PROBLEM TO WORK ON: Check every line of the entries for "your", and copy the lines that hold it.

Entries taken from a collection:
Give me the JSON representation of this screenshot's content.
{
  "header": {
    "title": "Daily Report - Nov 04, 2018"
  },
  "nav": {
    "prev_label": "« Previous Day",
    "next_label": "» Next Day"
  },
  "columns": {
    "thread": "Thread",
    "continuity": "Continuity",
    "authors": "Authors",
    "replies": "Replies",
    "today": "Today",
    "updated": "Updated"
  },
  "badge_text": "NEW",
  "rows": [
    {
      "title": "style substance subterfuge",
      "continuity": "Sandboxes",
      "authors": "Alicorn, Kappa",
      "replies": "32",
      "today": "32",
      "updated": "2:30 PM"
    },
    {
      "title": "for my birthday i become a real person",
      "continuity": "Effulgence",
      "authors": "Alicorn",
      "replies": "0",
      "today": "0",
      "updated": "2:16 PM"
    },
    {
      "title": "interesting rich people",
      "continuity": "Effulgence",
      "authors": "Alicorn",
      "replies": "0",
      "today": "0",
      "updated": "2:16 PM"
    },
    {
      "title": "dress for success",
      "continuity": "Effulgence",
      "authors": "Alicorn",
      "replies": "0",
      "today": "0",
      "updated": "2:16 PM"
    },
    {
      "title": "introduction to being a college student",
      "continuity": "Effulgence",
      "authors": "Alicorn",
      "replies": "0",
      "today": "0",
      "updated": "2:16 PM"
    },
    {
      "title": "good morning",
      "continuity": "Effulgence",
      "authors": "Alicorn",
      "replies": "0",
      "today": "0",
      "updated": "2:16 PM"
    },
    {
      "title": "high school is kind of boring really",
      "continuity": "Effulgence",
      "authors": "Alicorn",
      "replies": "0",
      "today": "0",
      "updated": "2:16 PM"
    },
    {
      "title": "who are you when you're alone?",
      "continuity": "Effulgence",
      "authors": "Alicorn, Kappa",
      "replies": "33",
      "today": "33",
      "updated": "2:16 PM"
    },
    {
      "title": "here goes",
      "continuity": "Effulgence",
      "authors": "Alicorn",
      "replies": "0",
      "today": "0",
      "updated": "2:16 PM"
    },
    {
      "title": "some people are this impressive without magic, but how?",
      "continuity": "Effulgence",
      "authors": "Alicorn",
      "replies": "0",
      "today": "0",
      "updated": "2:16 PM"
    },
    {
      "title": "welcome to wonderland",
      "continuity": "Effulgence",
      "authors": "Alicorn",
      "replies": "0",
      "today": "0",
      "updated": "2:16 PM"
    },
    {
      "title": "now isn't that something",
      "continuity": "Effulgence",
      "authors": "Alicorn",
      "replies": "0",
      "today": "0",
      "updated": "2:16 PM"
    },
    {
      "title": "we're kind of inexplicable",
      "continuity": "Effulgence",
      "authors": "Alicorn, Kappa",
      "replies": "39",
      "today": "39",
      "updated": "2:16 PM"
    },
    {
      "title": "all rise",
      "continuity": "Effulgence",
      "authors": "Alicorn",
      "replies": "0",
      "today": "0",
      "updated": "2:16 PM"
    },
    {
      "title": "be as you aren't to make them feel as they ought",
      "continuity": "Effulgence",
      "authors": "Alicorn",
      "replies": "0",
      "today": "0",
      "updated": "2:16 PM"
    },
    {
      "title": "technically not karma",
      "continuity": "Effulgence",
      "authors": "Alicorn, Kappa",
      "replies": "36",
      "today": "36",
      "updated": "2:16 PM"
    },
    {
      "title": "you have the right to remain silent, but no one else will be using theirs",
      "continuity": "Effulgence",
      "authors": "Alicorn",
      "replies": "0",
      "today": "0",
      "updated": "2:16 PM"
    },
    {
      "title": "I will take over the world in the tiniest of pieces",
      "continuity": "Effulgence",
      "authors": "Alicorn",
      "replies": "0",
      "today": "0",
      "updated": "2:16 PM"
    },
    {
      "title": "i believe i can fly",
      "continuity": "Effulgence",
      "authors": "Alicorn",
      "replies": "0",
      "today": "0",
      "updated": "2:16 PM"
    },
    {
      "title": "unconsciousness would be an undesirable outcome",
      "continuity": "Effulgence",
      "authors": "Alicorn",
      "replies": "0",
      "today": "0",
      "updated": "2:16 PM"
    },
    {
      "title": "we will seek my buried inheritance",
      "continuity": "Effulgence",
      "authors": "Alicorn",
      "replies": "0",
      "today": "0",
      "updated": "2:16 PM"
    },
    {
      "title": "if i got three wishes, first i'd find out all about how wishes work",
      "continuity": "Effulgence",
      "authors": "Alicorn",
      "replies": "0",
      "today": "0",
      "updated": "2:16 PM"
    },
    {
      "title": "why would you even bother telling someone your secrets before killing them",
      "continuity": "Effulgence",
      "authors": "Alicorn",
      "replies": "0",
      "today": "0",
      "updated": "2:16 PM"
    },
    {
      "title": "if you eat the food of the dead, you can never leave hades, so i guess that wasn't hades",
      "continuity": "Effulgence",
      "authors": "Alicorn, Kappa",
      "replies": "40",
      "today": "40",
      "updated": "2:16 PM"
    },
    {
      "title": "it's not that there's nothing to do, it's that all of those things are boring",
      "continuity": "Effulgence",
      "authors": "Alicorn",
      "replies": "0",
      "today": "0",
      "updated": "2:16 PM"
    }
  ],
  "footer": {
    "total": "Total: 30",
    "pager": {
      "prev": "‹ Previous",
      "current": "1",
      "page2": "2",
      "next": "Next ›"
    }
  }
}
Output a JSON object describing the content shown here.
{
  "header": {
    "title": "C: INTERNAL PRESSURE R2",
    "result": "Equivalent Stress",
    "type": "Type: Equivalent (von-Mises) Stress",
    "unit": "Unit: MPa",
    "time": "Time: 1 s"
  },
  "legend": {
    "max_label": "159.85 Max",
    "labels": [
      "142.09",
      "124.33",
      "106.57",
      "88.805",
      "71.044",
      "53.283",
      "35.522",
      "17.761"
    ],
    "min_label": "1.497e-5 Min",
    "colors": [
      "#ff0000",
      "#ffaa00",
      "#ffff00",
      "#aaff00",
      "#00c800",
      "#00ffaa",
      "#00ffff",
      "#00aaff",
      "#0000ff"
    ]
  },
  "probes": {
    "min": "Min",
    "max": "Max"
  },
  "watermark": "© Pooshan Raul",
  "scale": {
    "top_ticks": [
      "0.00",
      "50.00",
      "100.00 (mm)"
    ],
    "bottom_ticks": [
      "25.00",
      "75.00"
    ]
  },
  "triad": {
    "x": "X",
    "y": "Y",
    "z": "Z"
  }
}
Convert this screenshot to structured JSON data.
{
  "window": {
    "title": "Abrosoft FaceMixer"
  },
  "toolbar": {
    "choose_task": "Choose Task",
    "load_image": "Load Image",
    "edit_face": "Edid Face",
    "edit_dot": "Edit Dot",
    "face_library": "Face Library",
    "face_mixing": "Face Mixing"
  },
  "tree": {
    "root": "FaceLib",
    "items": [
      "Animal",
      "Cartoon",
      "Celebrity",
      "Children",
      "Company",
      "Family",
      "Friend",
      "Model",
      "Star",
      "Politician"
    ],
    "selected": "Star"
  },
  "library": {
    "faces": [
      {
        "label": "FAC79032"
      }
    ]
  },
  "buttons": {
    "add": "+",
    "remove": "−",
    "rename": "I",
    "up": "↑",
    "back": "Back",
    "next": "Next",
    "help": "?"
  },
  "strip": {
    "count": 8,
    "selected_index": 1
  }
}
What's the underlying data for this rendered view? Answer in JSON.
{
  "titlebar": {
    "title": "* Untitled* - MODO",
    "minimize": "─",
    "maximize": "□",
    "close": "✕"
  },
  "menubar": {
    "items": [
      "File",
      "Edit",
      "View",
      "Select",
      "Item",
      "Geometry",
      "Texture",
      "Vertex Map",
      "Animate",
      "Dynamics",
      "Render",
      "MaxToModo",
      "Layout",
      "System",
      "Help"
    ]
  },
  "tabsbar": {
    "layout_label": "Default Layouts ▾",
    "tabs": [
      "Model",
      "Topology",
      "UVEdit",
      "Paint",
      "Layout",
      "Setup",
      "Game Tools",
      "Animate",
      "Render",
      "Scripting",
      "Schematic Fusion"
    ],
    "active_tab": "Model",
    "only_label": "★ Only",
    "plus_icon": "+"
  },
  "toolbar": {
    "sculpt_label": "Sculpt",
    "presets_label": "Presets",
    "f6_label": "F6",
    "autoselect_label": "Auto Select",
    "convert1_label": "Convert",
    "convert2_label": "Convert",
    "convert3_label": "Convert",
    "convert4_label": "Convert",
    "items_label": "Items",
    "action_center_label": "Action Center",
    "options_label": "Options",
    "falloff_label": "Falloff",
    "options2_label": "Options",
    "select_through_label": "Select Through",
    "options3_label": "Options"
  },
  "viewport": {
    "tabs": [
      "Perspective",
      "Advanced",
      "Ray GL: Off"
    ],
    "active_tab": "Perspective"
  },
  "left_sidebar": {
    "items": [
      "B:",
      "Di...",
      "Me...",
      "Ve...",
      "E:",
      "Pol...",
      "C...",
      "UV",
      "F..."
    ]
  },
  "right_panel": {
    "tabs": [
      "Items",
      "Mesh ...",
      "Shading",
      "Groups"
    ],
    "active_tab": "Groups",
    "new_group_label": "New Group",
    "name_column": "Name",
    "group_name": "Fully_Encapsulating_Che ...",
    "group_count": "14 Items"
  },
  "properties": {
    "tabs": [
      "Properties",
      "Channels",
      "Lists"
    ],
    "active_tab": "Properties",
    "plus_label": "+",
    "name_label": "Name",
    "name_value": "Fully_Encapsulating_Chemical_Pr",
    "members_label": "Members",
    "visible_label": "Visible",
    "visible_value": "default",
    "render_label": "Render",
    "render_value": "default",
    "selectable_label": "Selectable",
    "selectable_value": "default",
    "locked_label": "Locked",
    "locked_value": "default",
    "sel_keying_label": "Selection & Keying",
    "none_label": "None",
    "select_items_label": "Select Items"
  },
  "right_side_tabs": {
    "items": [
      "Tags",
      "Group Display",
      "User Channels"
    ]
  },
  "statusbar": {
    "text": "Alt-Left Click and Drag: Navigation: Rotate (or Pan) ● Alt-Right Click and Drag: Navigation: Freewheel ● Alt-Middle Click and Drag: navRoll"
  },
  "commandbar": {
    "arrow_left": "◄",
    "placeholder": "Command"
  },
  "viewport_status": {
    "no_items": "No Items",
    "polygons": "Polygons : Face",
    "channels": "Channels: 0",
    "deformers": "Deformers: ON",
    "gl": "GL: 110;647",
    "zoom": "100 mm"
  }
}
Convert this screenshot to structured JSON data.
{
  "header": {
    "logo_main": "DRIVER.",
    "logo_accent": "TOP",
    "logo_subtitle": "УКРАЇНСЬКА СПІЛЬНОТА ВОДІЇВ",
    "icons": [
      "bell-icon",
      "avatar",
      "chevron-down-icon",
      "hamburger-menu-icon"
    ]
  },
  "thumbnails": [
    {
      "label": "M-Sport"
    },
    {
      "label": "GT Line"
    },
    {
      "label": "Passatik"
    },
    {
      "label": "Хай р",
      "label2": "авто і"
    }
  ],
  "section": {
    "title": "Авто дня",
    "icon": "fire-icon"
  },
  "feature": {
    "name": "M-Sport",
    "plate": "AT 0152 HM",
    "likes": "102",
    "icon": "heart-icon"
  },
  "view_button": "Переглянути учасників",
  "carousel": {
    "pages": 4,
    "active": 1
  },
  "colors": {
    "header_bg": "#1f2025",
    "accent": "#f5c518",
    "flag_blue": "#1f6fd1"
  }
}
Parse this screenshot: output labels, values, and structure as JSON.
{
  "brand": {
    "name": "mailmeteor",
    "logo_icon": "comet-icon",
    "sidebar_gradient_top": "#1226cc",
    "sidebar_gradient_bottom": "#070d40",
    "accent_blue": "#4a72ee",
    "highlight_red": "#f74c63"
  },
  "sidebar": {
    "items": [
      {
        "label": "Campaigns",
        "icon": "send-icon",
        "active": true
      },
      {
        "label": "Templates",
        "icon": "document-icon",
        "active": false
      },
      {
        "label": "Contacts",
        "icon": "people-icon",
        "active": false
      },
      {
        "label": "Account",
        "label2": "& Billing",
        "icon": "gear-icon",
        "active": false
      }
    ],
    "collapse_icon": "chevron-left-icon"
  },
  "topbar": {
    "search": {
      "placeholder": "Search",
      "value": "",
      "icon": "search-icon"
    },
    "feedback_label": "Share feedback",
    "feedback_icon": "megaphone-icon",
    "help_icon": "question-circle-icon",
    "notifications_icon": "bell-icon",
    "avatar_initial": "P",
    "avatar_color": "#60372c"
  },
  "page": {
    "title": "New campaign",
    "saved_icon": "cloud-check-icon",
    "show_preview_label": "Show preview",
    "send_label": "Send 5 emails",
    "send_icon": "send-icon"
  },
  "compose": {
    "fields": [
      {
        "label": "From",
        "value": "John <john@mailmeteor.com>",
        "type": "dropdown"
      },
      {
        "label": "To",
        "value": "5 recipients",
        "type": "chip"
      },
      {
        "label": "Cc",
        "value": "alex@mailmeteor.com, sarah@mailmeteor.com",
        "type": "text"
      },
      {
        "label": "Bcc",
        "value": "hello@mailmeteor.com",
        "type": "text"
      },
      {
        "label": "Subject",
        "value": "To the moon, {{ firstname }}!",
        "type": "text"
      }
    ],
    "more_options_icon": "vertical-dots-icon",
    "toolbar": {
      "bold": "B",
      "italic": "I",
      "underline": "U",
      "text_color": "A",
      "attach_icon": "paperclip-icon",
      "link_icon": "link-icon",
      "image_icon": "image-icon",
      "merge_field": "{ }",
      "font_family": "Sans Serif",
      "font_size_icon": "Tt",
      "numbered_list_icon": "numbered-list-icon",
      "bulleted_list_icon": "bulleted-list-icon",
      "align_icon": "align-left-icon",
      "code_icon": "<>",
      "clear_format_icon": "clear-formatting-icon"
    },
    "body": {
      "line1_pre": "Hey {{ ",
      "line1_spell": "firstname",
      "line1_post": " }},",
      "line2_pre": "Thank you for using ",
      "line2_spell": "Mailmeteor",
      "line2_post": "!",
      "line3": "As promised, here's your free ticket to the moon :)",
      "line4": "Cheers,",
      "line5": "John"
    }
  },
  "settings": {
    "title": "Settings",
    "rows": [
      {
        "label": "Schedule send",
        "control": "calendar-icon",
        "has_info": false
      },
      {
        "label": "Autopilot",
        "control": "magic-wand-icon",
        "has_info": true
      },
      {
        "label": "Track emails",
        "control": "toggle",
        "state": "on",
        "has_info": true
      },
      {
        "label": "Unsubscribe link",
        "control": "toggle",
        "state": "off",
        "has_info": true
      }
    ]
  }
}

ANSWER TO THIS PROBLEM:
      "title": "why would you even bother telling someone your secrets before killing them",
      "line3": "As promised, here's your free ticket to the moon :)",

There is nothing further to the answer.